__What is expected__.
Each line below should be reproduced without any alteration.

————————

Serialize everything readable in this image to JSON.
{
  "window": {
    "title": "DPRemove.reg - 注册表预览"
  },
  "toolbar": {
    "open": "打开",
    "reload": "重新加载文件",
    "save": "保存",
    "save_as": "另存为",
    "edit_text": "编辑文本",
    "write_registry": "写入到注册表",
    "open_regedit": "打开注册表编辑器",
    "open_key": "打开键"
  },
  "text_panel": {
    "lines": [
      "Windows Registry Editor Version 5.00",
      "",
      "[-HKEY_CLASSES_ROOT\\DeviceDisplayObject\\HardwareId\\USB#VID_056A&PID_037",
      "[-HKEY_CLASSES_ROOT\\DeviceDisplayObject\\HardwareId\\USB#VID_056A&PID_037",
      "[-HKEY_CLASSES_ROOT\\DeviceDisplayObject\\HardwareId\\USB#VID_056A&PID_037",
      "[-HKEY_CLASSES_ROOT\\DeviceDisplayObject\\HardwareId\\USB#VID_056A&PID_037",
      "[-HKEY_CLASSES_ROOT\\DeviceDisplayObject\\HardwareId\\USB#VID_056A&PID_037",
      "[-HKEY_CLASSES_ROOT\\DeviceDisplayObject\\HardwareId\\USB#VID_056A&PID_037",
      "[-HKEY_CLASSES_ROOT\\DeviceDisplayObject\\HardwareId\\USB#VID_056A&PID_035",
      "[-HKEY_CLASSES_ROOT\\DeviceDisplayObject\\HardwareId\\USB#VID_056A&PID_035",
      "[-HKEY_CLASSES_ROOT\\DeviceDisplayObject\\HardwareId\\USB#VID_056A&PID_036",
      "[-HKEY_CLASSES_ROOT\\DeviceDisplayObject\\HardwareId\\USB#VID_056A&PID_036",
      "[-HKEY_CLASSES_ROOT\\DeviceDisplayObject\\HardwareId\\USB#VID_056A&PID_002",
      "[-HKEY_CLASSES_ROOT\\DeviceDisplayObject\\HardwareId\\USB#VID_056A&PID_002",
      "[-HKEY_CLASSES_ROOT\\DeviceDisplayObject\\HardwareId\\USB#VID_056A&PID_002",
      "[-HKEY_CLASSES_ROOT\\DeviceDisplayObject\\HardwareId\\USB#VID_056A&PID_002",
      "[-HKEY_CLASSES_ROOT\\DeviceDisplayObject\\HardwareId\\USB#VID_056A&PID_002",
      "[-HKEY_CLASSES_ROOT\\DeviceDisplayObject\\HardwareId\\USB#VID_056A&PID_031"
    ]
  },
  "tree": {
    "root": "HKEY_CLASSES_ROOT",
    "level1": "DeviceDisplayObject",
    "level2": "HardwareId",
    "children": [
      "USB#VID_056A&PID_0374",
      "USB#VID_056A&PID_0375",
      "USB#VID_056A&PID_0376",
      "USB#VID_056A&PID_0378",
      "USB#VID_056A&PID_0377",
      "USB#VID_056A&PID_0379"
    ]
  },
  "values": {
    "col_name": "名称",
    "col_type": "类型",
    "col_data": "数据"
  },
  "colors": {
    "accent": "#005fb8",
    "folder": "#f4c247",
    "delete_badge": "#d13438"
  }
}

————————

__Complete output__.
Serialize everything readable in this image to JSON.
{
  "window": {
    "title": "DPRemove.reg - 注册表预览"
  },
  "toolbar": {
    "open": "打开",
    "reload": "重新加载文件",
    "save": "保存",
    "save_as": "另存为",
    "edit_text": "编辑文本",
    "write_registry": "写入到注册表",
    "open_regedit": "打开注册表编辑器",
    "open_key": "打开键"
  },
  "text_panel": {
    "lines": [
      "Windows Registry Editor Version 5.00",
      "",
      "[-HKEY_CLASSES_ROOT\\DeviceDisplayObject\\HardwareId\\USB#VID_056A&PID_037",
      "[-HKEY_CLASSES_ROOT\\DeviceDisplayObject\\HardwareId\\USB#VID_056A&PID_037",
      "[-HKEY_CLASSES_ROOT\\DeviceDisplayObject\\HardwareId\\USB#VID_056A&PID_037",
      "[-HKEY_CLASSES_ROOT\\DeviceDisplayObject\\HardwareId\\USB#VID_056A&PID_037",
      "[-HKEY_CLASSES_ROOT\\DeviceDisplayObject\\HardwareId\\USB#VID_056A&PID_037",
      "[-HKEY_CLASSES_ROOT\\DeviceDisplayObject\\HardwareId\\USB#VID_056A&PID_037",
      "[-HKEY_CLASSES_ROOT\\DeviceDisplayObject\\HardwareId\\USB#VID_056A&PID_035",
      "[-HKEY_CLASSES_ROOT\\DeviceDisplayObject\\HardwareId\\USB#VID_056A&PID_035",
      "[-HKEY_CLASSES_ROOT\\DeviceDisplayObject\\HardwareId\\USB#VID_056A&PID_036",
      "[-HKEY_CLASSES_ROOT\\DeviceDisplayObject\\HardwareId\\USB#VID_056A&PID_036",
      "[-HKEY_CLASSES_ROOT\\DeviceDisplayObject\\HardwareId\\USB#VID_056A&PID_002",
      "[-HKEY_CLASSES_ROOT\\DeviceDisplayObject\\HardwareId\\USB#VID_056A&PID_002",
      "[-HKEY_CLASSES_ROOT\\DeviceDisplayObject\\HardwareId\\USB#VID_056A&PID_002",
      "[-HKEY_CLASSES_ROOT\\DeviceDisplayObject\\HardwareId\\USB#VID_056A&PID_002",
      "[-HKEY_CLASSES_ROOT\\DeviceDisplayObject\\HardwareId\\USB#VID_056A&PID_002",
      "[-HKEY_CLASSES_ROOT\\DeviceDisplayObject\\HardwareId\\USB#VID_056A&PID_031"
    ]
  },
  "tree": {
    "root": "HKEY_CLASSES_ROOT",
    "level1": "DeviceDisplayObject",
    "level2": "HardwareId",
    "children": [
      "USB#VID_056A&PID_0374",
      "USB#VID_056A&PID_0375",
      "USB#VID_056A&PID_0376",
      "USB#VID_056A&PID_0378",
      "USB#VID_056A&PID_0377",
      "USB#VID_056A&PID_0379"
    ]
  },
  "values": {
    "col_name": "名称",
    "col_type": "类型",
    "col_data": "数据"
  },
  "colors": {
    "accent": "#005fb8",
    "folder": "#f4c247",
    "delete_badge": "#d13438"
  }
}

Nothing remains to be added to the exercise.